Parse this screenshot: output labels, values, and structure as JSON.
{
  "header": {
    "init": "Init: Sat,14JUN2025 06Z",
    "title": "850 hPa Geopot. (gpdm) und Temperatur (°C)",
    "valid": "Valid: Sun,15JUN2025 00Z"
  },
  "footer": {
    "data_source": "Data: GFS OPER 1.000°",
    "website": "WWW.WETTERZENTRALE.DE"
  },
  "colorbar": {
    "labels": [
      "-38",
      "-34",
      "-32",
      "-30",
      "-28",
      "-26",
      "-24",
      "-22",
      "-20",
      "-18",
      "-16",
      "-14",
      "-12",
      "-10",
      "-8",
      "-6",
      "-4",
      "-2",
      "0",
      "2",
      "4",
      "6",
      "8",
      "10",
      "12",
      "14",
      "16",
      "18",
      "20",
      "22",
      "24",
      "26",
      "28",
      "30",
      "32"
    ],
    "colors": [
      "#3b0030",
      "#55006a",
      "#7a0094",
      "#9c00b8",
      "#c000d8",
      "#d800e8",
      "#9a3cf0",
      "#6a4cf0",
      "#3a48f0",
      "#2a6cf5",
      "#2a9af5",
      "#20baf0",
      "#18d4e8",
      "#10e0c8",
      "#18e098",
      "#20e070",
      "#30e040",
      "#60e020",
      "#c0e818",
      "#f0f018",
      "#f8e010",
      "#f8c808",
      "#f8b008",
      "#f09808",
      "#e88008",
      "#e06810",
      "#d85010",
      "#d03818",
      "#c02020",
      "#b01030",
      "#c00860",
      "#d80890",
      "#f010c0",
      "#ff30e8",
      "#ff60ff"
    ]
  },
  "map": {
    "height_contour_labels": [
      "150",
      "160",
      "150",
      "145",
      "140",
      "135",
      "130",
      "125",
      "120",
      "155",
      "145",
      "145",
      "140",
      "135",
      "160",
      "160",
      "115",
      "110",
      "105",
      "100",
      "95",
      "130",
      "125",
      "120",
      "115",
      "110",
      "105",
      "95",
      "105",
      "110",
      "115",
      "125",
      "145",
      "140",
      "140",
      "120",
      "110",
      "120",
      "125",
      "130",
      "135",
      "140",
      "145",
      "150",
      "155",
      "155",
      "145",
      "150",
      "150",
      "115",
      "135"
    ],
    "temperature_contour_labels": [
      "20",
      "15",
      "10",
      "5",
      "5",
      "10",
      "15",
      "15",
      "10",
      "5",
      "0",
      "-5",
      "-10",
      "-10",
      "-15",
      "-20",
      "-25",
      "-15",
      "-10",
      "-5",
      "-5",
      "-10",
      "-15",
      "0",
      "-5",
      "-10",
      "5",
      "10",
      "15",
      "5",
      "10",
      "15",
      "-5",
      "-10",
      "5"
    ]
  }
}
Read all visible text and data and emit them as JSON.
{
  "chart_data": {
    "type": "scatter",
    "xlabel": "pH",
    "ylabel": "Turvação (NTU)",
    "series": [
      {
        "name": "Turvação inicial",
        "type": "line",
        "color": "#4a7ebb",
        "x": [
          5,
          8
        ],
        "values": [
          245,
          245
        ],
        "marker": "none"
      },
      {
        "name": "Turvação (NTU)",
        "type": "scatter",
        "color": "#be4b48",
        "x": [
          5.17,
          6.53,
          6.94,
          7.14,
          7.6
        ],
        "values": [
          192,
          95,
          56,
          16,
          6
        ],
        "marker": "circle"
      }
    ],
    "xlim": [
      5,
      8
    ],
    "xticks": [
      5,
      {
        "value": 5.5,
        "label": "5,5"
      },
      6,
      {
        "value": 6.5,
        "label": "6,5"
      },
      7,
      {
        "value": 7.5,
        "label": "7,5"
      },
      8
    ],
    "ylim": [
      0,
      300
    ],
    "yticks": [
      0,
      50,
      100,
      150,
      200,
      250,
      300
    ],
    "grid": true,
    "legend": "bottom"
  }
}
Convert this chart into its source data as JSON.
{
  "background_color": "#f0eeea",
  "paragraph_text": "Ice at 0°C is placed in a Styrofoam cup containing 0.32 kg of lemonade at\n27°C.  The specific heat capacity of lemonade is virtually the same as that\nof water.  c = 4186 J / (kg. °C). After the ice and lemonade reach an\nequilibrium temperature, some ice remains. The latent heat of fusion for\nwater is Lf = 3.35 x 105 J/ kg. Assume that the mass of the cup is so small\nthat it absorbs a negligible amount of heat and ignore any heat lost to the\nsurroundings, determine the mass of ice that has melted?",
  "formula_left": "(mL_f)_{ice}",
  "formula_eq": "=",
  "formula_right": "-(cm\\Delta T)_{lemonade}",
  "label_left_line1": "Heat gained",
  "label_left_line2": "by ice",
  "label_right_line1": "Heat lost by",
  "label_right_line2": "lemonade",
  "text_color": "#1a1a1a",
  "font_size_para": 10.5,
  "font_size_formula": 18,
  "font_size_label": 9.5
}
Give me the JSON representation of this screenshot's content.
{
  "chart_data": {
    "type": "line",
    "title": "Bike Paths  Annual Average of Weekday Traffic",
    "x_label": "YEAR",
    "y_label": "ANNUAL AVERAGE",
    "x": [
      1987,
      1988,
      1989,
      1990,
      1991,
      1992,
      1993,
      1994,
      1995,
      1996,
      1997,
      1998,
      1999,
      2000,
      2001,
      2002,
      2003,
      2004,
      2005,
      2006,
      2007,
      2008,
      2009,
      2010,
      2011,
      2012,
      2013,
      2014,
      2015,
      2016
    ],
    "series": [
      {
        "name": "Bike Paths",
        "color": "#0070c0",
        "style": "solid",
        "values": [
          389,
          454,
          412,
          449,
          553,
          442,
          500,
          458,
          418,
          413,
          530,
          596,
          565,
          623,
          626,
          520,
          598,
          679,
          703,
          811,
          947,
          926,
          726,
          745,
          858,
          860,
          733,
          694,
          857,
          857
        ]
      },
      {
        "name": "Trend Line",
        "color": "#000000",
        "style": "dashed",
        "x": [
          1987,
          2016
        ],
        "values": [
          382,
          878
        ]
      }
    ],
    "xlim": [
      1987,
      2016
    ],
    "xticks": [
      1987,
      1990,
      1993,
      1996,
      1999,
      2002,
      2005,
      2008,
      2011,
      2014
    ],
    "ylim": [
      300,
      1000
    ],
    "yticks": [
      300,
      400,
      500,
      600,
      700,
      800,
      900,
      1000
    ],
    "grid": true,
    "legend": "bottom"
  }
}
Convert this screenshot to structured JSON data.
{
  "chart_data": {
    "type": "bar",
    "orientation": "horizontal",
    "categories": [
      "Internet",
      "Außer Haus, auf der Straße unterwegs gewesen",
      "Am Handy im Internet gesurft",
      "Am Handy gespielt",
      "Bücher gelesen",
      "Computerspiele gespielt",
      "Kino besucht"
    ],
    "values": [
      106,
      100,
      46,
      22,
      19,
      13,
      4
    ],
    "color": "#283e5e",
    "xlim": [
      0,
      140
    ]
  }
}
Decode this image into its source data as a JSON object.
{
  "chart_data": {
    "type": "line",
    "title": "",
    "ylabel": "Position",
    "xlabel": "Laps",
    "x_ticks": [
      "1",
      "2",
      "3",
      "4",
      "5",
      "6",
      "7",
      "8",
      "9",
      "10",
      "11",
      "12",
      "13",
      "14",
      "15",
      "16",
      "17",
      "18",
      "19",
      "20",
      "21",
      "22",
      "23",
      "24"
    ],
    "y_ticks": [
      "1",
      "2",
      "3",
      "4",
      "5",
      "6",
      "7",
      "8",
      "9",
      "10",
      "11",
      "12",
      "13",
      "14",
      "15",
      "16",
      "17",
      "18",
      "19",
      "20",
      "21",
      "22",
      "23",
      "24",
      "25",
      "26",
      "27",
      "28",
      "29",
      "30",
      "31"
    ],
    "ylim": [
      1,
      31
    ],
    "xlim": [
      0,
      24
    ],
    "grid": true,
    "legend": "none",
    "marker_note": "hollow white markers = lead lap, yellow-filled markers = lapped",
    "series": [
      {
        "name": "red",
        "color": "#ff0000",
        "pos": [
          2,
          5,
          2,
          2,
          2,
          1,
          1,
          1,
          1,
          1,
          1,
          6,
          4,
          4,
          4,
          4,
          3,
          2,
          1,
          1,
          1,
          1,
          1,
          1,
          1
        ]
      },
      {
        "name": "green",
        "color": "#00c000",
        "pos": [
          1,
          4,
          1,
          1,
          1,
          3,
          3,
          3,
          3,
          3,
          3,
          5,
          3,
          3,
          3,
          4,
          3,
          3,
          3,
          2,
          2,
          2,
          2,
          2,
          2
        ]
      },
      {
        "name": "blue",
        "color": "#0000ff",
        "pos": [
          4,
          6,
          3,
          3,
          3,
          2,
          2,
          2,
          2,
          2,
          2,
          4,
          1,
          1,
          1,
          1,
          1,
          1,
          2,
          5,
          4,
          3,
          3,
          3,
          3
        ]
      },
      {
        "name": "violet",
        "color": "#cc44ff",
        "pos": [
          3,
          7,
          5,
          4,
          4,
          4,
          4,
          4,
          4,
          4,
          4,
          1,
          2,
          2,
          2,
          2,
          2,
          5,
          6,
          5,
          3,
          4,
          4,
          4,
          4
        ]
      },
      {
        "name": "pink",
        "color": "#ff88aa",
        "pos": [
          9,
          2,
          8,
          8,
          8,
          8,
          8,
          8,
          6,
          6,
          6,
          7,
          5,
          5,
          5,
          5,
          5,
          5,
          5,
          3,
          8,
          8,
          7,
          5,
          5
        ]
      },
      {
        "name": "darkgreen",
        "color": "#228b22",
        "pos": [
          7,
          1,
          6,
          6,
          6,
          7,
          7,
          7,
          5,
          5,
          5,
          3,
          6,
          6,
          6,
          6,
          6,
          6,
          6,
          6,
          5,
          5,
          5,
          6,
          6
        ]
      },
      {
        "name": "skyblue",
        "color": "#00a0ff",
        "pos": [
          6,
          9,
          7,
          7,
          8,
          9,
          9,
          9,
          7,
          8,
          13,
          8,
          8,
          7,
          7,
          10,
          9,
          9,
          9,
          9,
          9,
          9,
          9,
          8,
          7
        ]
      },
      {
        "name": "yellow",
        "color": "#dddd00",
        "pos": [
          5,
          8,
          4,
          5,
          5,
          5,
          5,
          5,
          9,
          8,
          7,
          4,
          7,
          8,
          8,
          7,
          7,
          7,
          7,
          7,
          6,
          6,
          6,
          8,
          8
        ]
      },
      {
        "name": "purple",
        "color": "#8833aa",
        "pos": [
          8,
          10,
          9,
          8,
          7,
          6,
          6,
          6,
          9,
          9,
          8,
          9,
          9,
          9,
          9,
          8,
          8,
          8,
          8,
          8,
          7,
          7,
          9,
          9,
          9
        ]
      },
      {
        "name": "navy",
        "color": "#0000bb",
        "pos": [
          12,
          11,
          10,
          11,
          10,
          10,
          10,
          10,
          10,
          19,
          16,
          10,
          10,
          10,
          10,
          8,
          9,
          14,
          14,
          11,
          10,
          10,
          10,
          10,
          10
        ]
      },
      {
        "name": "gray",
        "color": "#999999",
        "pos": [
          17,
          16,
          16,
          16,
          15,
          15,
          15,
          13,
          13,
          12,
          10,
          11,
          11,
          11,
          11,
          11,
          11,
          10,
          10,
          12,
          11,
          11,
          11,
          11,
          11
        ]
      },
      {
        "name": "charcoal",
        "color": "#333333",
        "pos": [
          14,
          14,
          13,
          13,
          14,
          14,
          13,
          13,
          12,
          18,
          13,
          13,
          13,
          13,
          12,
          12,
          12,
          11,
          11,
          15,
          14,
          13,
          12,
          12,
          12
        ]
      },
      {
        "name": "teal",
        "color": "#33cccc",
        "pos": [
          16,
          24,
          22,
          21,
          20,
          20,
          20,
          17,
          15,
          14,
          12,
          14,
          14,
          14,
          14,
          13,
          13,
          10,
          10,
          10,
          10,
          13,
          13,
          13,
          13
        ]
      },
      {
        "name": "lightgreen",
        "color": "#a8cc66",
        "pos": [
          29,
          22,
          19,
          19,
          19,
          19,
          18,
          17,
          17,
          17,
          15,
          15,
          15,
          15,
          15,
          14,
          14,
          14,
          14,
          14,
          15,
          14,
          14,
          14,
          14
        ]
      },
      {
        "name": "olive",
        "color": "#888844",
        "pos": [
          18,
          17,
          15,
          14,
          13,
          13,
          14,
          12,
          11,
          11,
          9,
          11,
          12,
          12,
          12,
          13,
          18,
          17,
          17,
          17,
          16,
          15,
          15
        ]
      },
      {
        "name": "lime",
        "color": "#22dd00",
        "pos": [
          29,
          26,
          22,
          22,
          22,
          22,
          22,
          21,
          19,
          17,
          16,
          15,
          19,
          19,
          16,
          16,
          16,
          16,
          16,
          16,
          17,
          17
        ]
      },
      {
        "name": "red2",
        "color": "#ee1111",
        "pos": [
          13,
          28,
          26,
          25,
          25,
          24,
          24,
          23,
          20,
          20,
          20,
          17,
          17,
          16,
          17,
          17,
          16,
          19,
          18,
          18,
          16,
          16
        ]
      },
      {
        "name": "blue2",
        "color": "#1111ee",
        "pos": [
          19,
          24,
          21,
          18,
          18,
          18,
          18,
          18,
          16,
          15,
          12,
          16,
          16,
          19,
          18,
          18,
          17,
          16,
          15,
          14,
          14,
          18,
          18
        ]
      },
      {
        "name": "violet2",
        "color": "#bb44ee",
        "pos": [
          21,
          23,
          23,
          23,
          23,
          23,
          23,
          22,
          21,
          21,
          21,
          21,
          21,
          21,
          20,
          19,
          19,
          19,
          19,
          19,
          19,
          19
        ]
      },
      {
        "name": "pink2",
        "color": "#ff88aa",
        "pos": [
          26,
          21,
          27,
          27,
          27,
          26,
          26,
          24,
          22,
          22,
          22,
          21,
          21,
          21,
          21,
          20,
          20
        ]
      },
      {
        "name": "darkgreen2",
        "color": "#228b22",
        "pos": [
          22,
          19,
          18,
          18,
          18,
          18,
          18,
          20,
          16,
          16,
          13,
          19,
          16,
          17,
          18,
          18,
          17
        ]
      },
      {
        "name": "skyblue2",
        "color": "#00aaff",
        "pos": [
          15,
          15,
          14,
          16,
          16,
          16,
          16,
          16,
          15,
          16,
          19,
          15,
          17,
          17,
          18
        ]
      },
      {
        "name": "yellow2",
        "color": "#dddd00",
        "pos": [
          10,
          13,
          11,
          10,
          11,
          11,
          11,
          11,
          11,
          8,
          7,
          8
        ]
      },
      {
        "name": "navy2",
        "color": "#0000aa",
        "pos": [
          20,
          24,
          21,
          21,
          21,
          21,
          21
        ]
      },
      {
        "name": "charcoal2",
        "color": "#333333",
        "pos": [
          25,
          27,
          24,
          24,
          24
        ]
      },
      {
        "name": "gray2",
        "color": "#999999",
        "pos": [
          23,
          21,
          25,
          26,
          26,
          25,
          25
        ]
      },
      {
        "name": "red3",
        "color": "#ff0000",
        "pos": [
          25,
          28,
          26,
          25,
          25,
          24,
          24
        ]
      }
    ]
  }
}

━━━━━━

**Given instruction:**
Return the lines of the records that include the string "lemonade".

**Exercise response:**
  "paragraph_text": "Ice at 0°C is placed in a Styrofoam cup containing 0.32 kg of lemonade at\n27°C.  The specific heat capacity of lemonade is virtually the same as that\nof water.  c = 4186 J / (kg. °C). After the ice and lemonade reach an\nequilibrium temperature, some ice remains. The latent heat of fusion for\nwater is Lf = 3.35 x 105 J/ kg. Assume that the mass of the cup is so small\nthat it absorbs a negligible amount of heat and ignore any heat lost to the\nsurroundings, determine the mass of ice that has melted?",
  "formula_right": "-(cm\\Delta T)_{lemonade}",
  "label_right_line2": "lemonade",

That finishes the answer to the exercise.